** Begin **

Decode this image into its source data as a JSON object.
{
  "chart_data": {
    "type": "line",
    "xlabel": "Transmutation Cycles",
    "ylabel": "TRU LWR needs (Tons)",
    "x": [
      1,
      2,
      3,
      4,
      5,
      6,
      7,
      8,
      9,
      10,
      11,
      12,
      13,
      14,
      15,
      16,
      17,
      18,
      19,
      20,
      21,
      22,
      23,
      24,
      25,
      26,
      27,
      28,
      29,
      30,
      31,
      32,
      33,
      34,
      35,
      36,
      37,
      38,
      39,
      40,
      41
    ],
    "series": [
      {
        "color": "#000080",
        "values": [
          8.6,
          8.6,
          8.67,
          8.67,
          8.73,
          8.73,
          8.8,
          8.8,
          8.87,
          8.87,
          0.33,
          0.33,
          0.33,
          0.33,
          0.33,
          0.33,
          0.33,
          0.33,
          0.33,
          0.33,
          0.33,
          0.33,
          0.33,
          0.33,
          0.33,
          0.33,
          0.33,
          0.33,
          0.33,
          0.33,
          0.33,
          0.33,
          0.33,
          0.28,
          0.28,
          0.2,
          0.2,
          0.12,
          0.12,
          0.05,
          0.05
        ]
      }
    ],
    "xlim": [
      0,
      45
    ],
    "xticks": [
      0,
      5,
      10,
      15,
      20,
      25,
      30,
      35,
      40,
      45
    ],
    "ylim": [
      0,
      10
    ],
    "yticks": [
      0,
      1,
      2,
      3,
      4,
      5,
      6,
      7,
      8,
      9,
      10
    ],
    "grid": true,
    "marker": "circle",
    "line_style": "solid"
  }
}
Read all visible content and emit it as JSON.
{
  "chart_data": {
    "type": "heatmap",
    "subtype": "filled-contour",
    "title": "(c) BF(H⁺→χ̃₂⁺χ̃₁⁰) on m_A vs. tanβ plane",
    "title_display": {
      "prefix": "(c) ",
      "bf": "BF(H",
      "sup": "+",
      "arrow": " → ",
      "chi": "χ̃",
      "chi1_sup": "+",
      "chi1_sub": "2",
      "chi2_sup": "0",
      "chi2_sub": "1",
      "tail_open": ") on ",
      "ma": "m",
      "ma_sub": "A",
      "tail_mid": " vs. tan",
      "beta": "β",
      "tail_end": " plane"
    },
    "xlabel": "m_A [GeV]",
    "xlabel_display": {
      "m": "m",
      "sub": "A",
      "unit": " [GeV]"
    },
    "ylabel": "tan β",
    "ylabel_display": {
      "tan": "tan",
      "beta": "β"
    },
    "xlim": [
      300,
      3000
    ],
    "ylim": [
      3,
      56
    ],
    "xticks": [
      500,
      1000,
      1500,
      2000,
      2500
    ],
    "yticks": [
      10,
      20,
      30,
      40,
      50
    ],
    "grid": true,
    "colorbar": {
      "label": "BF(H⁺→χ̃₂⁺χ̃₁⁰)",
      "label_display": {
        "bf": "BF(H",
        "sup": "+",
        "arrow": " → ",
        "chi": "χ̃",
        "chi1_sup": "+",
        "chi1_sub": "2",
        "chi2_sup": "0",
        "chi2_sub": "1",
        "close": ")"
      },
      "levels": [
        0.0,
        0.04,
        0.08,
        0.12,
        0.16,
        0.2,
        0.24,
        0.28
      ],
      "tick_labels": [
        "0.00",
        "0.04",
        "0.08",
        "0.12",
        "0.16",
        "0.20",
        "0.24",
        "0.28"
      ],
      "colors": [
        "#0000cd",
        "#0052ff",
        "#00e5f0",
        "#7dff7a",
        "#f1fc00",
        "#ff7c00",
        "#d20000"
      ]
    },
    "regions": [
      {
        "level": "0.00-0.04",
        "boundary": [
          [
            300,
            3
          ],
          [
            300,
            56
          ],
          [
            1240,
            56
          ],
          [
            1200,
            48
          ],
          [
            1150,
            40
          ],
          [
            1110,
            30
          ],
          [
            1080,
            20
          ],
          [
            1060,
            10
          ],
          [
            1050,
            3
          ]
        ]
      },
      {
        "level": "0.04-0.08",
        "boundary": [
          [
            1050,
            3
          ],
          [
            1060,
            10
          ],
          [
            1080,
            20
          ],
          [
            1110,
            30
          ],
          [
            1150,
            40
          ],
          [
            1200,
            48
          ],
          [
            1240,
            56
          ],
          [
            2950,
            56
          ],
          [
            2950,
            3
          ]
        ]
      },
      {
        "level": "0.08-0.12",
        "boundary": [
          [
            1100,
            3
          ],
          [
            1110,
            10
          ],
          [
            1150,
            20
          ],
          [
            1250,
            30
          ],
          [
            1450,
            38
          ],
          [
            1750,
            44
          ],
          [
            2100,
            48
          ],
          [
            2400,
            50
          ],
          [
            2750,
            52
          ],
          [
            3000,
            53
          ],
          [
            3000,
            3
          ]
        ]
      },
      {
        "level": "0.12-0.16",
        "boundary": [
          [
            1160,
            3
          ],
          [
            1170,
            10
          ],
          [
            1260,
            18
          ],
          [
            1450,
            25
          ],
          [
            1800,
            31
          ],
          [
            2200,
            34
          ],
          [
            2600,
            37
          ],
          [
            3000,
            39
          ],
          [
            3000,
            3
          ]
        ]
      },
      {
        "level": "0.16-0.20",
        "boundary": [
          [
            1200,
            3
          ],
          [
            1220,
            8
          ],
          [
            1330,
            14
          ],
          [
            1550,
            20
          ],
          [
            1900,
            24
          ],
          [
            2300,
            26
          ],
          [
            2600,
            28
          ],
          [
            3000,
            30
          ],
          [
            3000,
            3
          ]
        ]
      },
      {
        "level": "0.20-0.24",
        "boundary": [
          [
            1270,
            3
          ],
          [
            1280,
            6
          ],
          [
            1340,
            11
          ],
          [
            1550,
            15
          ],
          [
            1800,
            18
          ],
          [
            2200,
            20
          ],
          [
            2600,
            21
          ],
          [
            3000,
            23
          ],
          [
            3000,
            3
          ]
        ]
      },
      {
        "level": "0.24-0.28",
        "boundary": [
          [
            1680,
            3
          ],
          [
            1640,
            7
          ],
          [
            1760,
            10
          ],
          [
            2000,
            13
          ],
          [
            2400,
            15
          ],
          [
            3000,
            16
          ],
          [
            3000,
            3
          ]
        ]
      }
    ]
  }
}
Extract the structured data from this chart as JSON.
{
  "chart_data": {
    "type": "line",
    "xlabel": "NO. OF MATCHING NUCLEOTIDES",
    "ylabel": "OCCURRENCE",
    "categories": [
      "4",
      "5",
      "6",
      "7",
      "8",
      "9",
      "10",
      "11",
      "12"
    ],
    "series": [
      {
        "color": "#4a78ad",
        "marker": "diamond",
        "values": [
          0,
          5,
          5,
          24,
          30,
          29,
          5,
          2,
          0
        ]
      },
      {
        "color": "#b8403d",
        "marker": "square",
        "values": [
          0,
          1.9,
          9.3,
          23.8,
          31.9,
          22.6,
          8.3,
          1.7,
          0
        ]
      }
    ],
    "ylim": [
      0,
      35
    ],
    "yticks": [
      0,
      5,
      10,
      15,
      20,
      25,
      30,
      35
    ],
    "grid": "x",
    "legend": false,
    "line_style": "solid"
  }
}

** End **

INSTRUCTIONS TO FOLLOW: Print out every entry, keeping each one exact.

TASK OUTPUT:
Decode this image into its source data as a JSON object.
{
  "chart_data": {
    "type": "line",
    "xlabel": "Transmutation Cycles",
    "ylabel": "TRU LWR needs (Tons)",
    "x": [
      1,
      2,
      3,
      4,
      5,
      6,
      7,
      8,
      9,
      10,
      11,
      12,
      13,
      14,
      15,
      16,
      17,
      18,
      19,
      20,
      21,
      22,
      23,
      24,
      25,
      26,
      27,
      28,
      29,
      30,
      31,
      32,
      33,
      34,
      35,
      36,
      37,
      38,
      39,
      40,
      41
    ],
    "series": [
      {
        "color": "#000080",
        "values": [
          8.6,
          8.6,
          8.67,
          8.67,
          8.73,
          8.73,
          8.8,
          8.8,
          8.87,
          8.87,
          0.33,
          0.33,
          0.33,
          0.33,
          0.33,
          0.33,
          0.33,
          0.33,
          0.33,
          0.33,
          0.33,
          0.33,
          0.33,
          0.33,
          0.33,
          0.33,
          0.33,
          0.33,
          0.33,
          0.33,
          0.33,
          0.33,
          0.33,
          0.28,
          0.28,
          0.2,
          0.2,
          0.12,
          0.12,
          0.05,
          0.05
        ]
      }
    ],
    "xlim": [
      0,
      45
    ],
    "xticks": [
      0,
      5,
      10,
      15,
      20,
      25,
      30,
      35,
      40,
      45
    ],
    "ylim": [
      0,
      10
    ],
    "yticks": [
      0,
      1,
      2,
      3,
      4,
      5,
      6,
      7,
      8,
      9,
      10
    ],
    "grid": true,
    "marker": "circle",
    "line_style": "solid"
  }
}
Read all visible content and emit it as JSON.
{
  "chart_data": {
    "type": "heatmap",
    "subtype": "filled-contour",
    "title": "(c) BF(H⁺→χ̃₂⁺χ̃₁⁰) on m_A vs. tanβ plane",
    "title_display": {
      "prefix": "(c) ",
      "bf": "BF(H",
      "sup": "+",
      "arrow": " → ",
      "chi": "χ̃",
      "chi1_sup": "+",
      "chi1_sub": "2",
      "chi2_sup": "0",
      "chi2_sub": "1",
      "tail_open": ") on ",
      "ma": "m",
      "ma_sub": "A",
      "tail_mid": " vs. tan",
      "beta": "β",
      "tail_end": " plane"
    },
    "xlabel": "m_A [GeV]",
    "xlabel_display": {
      "m": "m",
      "sub": "A",
      "unit": " [GeV]"
    },
    "ylabel": "tan β",
    "ylabel_display": {
      "tan": "tan",
      "beta": "β"
    },
    "xlim": [
      300,
      3000
    ],
    "ylim": [
      3,
      56
    ],
    "xticks": [
      500,
      1000,
      1500,
      2000,
      2500
    ],
    "yticks": [
      10,
      20,
      30,
      40,
      50
    ],
    "grid": true,
    "colorbar": {
      "label": "BF(H⁺→χ̃₂⁺χ̃₁⁰)",
      "label_display": {
        "bf": "BF(H",
        "sup": "+",
        "arrow": " → ",
        "chi": "χ̃",
        "chi1_sup": "+",
        "chi1_sub": "2",
        "chi2_sup": "0",
        "chi2_sub": "1",
        "close": ")"
      },
      "levels": [
        0.0,
        0.04,
        0.08,
        0.12,
        0.16,
        0.2,
        0.24,
        0.28
      ],
      "tick_labels": [
        "0.00",
        "0.04",
        "0.08",
        "0.12",
        "0.16",
        "0.20",
        "0.24",
        "0.28"
      ],
      "colors": [
        "#0000cd",
        "#0052ff",
        "#00e5f0",
        "#7dff7a",
        "#f1fc00",
        "#ff7c00",
        "#d20000"
      ]
    },
    "regions": [
      {
        "level": "0.00-0.04",
        "boundary": [
          [
            300,
            3
          ],
          [
            300,
            56
          ],
          [
            1240,
            56
          ],
          [
            1200,
            48
          ],
          [
            1150,
            40
          ],
          [
            1110,
            30
          ],
          [
            1080,
            20
          ],
          [
            1060,
            10
          ],
          [
            1050,
            3
          ]
        ]
      },
      {
        "level": "0.04-0.08",
        "boundary": [
          [
            1050,
            3
          ],
          [
            1060,
            10
          ],
          [
            1080,
            20
          ],
          [
            1110,
            30
          ],
          [
            1150,
            40
          ],
          [
            1200,
            48
          ],
          [
            1240,
            56
          ],
          [
            2950,
            56
          ],
          [
            2950,
            3
          ]
        ]
      },
      {
        "level": "0.08-0.12",
        "boundary": [
          [
            1100,
            3
          ],
          [
            1110,
            10
          ],
          [
            1150,
            20
          ],
          [
            1250,
            30
          ],
          [
            1450,
            38
          ],
          [
            1750,
            44
          ],
          [
            2100,
            48
          ],
          [
            2400,
            50
          ],
          [
            2750,
            52
          ],
          [
            3000,
            53
          ],
          [
            3000,
            3
          ]
        ]
      },
      {
        "level": "0.12-0.16",
        "boundary": [
          [
            1160,
            3
          ],
          [
            1170,
            10
          ],
          [
            1260,
            18
          ],
          [
            1450,
            25
          ],
          [
            1800,
            31
          ],
          [
            2200,
            34
          ],
          [
            2600,
            37
          ],
          [
            3000,
            39
          ],
          [
            3000,
            3
          ]
        ]
      },
      {
        "level": "0.16-0.20",
        "boundary": [
          [
            1200,
            3
          ],
          [
            1220,
            8
          ],
          [
            1330,
            14
          ],
          [
            1550,
            20
          ],
          [
            1900,
            24
          ],
          [
            2300,
            26
          ],
          [
            2600,
            28
          ],
          [
            3000,
            30
          ],
          [
            3000,
            3
          ]
        ]
      },
      {
        "level": "0.20-0.24",
        "boundary": [
          [
            1270,
            3
          ],
          [
            1280,
            6
          ],
          [
            1340,
            11
          ],
          [
            1550,
            15
          ],
          [
            1800,
            18
          ],
          [
            2200,
            20
          ],
          [
            2600,
            21
          ],
          [
            3000,
            23
          ],
          [
            3000,
            3
          ]
        ]
      },
      {
        "level": "0.24-0.28",
        "boundary": [
          [
            1680,
            3
          ],
          [
            1640,
            7
          ],
          [
            1760,
            10
          ],
          [
            2000,
            13
          ],
          [
            2400,
            15
          ],
          [
            3000,
            16
          ],
          [
            3000,
            3
          ]
        ]
      }
    ]
  }
}
Extract the structured data from this chart as JSON.
{
  "chart_data": {
    "type": "line",
    "xlabel": "NO. OF MATCHING NUCLEOTIDES",
    "ylabel": "OCCURRENCE",
    "categories": [
      "4",
      "5",
      "6",
      "7",
      "8",
      "9",
      "10",
      "11",
      "12"
    ],
    "series": [
      {
        "color": "#4a78ad",
        "marker": "diamond",
        "values": [
          0,
          5,
          5,
          24,
          30,
          29,
          5,
          2,
          0
        ]
      },
      {
        "color": "#b8403d",
        "marker": "square",
        "values": [
          0,
          1.9,
          9.3,
          23.8,
          31.9,
          22.6,
          8.3,
          1.7,
          0
        ]
      }
    ],
    "ylim": [
      0,
      35
    ],
    "yticks": [
      0,
      5,
      10,
      15,
      20,
      25,
      30,
      35
    ],
    "grid": "x",
    "legend": false,
    "line_style": "solid"
  }
}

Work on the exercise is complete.